▶ _DIRECTIVE_
Gather every line below where "Position" appears.

▶ _RECORDS FOR THIS EXERCISE_
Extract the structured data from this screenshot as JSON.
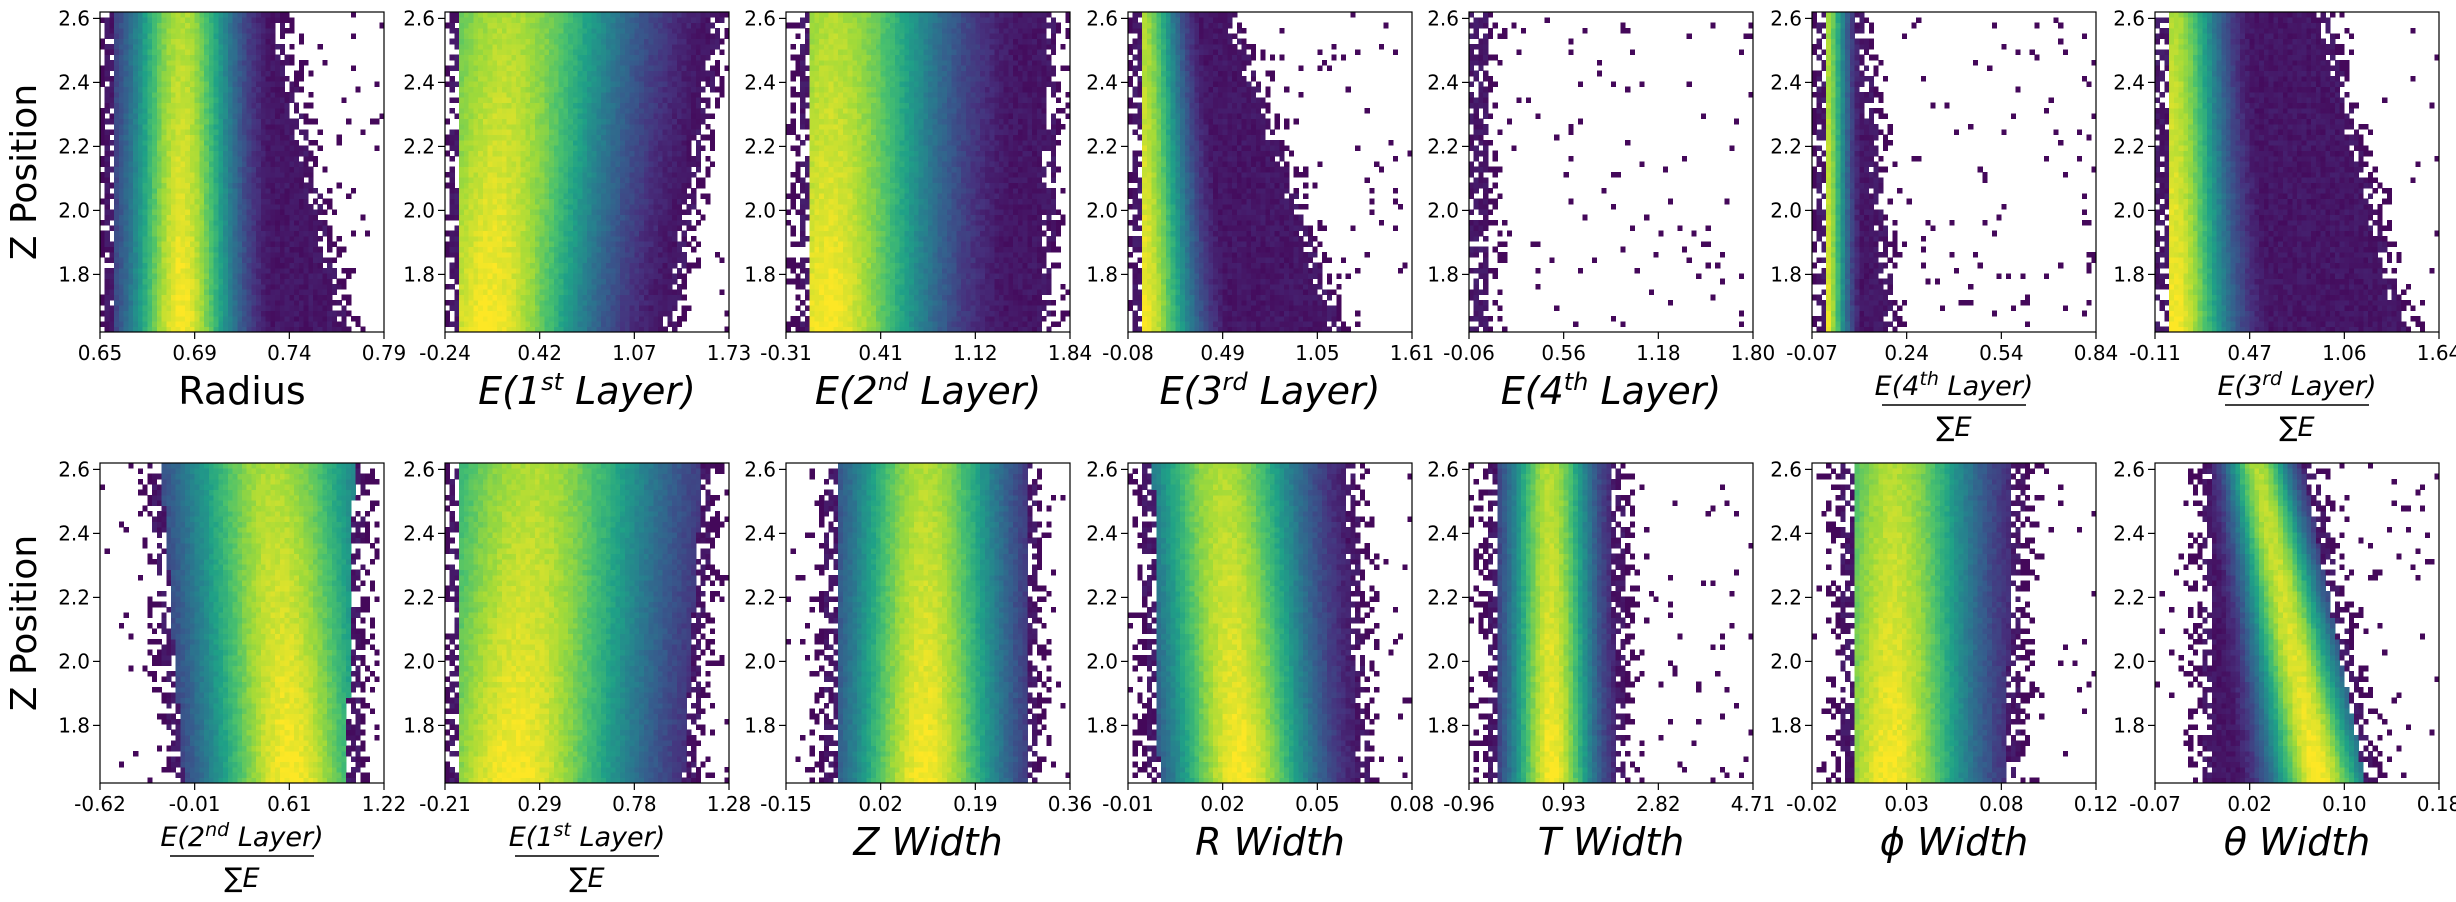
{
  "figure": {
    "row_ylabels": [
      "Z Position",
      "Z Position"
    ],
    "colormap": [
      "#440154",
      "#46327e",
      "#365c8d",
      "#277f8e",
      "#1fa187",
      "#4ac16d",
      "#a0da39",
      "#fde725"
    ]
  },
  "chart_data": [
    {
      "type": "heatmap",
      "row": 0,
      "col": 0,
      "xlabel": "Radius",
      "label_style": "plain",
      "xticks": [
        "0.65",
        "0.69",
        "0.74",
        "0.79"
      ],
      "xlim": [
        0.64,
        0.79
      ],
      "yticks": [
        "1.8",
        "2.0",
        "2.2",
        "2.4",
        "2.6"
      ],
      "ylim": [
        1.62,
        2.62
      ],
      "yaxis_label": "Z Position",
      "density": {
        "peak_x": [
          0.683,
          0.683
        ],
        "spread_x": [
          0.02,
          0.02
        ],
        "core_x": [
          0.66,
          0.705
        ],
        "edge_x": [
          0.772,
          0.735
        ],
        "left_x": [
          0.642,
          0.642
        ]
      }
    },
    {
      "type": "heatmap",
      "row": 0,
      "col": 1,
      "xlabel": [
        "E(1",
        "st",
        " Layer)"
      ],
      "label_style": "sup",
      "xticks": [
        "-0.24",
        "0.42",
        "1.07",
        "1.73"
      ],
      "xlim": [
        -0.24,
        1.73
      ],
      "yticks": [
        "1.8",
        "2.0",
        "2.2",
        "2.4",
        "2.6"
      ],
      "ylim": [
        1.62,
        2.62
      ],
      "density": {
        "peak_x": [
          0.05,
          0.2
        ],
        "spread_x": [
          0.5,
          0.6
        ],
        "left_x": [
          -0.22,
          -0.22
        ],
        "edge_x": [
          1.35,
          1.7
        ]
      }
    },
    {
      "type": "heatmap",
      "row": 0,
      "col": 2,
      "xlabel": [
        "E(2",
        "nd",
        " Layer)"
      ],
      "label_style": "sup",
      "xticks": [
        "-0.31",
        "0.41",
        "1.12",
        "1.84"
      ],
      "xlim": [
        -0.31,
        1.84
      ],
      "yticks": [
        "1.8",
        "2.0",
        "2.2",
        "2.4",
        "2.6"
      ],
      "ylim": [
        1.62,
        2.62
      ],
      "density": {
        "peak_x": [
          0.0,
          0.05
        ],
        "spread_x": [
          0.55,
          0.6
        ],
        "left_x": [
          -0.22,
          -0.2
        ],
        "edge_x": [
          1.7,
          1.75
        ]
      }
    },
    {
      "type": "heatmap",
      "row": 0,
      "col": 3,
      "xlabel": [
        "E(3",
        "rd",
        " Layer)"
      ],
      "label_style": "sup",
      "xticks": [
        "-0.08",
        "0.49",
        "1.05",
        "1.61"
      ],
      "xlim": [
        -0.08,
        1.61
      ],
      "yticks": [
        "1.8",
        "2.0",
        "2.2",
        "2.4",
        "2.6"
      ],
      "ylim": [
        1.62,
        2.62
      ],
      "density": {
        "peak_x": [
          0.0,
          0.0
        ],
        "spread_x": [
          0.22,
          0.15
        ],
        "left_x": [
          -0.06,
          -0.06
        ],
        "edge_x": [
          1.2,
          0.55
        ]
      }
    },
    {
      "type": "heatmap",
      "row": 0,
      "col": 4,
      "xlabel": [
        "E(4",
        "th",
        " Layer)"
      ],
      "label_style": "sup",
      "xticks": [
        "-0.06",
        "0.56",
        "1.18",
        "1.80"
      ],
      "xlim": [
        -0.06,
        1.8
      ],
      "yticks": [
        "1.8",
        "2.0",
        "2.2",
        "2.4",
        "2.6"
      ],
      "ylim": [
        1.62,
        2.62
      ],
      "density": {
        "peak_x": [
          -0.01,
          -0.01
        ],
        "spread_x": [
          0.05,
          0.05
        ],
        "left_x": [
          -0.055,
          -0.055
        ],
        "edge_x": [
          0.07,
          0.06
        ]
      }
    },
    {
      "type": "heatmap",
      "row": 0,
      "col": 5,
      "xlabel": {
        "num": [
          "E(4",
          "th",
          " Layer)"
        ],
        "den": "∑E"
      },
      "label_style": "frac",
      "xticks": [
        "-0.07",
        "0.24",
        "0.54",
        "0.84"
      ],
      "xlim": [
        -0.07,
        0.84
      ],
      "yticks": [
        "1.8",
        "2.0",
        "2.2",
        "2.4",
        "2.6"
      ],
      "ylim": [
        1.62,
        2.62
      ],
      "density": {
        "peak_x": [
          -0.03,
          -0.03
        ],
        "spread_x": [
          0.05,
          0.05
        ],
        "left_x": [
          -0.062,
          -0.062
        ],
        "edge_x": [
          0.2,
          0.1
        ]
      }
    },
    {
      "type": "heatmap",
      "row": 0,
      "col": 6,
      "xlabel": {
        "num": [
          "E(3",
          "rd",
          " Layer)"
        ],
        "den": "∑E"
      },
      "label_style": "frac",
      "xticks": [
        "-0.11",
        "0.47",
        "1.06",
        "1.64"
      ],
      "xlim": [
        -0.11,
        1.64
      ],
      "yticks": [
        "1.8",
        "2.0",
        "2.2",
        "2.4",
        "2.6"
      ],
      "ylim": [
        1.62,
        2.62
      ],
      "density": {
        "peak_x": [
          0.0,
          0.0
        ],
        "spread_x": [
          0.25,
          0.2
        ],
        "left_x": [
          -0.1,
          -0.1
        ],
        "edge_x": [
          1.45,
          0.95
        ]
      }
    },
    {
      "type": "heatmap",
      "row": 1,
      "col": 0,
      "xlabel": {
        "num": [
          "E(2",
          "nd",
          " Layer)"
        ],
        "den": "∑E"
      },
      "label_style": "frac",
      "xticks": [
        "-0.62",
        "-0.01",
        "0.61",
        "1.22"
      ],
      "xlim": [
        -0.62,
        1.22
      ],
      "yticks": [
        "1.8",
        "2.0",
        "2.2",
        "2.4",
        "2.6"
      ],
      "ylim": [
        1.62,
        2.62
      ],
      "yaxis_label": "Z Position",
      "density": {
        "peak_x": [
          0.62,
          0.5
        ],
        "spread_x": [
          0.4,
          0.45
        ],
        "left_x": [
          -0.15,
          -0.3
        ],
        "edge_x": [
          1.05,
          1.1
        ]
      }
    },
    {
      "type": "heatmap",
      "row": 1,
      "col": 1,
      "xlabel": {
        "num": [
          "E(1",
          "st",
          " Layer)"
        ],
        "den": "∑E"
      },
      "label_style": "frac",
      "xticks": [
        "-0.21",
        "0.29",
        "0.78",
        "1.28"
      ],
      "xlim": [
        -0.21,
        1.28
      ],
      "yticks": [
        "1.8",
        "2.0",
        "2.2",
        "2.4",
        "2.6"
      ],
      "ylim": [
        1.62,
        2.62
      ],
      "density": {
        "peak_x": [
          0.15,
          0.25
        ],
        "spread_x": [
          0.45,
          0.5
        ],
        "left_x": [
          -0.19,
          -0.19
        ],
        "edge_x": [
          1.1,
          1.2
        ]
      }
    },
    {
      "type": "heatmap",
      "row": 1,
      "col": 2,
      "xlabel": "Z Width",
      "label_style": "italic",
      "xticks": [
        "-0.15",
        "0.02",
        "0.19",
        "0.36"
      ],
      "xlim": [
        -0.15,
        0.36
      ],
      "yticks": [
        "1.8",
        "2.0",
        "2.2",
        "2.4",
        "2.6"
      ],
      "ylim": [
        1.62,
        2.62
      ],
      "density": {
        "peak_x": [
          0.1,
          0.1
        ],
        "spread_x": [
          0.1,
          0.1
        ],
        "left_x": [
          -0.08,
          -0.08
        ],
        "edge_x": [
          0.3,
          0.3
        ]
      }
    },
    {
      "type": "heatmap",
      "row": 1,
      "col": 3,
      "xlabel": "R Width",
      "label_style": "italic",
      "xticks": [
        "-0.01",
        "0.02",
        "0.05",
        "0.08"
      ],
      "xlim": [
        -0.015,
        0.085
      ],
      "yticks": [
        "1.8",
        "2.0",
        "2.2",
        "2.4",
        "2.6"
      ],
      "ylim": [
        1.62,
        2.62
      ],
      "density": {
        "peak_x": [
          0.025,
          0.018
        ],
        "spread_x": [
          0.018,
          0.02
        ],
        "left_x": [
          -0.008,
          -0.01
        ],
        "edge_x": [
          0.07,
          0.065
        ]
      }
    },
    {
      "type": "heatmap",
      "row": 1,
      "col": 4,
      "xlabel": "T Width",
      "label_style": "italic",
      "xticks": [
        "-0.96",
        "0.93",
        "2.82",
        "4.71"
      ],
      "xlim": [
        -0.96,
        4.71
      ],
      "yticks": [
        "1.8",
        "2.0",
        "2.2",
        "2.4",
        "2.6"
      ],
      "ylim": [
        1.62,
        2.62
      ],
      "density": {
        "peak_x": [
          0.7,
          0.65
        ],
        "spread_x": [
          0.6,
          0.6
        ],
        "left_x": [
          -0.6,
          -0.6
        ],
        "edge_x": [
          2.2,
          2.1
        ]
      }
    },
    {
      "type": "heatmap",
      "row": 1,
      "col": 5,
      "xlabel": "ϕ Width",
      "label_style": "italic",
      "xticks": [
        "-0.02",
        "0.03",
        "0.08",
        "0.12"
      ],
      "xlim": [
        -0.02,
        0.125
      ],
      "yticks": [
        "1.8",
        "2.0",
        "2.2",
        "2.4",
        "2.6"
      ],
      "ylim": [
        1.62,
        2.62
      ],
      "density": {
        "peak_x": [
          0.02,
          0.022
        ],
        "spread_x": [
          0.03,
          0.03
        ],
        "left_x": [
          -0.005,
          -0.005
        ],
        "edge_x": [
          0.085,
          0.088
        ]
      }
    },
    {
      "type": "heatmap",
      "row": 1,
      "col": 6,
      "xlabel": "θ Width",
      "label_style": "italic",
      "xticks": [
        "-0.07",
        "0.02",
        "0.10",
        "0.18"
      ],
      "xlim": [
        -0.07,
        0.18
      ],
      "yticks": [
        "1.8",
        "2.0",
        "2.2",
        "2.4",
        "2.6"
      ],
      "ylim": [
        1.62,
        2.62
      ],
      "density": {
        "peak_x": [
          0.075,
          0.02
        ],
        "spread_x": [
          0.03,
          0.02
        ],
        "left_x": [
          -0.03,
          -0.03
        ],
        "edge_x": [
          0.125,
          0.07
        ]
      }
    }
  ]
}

--

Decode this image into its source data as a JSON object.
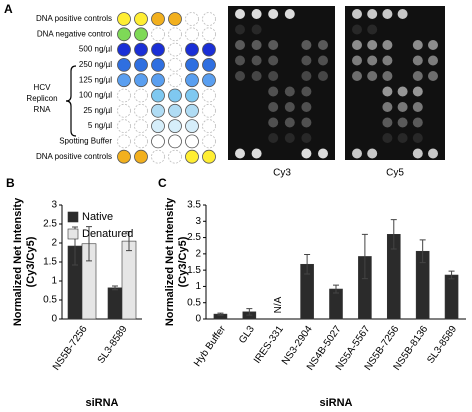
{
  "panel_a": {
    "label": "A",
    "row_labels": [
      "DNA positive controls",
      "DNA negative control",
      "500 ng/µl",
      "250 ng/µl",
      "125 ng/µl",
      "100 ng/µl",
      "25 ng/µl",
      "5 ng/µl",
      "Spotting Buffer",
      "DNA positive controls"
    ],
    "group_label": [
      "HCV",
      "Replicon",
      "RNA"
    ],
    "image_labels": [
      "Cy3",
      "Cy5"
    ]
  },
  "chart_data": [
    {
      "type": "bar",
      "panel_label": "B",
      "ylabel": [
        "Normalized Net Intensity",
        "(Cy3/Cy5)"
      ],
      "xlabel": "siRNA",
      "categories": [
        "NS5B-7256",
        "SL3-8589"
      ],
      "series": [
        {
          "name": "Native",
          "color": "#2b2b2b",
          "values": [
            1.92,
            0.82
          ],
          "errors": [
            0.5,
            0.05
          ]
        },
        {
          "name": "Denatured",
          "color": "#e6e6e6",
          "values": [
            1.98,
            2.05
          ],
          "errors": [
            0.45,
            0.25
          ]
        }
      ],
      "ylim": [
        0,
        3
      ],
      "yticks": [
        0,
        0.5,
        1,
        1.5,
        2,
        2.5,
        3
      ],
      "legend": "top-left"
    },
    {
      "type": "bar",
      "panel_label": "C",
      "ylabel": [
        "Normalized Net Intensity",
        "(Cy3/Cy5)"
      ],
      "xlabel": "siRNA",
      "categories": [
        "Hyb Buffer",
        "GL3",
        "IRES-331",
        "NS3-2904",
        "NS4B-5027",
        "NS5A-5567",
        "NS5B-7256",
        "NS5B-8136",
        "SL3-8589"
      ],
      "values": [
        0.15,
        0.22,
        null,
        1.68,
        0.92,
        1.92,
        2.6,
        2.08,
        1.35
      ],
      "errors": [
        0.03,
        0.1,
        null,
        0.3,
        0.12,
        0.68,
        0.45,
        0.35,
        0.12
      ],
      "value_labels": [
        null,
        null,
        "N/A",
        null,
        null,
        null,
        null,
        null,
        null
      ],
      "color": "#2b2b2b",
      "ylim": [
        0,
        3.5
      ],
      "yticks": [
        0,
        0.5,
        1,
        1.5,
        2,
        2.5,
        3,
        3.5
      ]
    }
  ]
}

▶ _WORKED ANSWER_
      "Z Position",
      "Z Position"
      "yaxis_label": "Z Position",
      "yaxis_label": "Z Position",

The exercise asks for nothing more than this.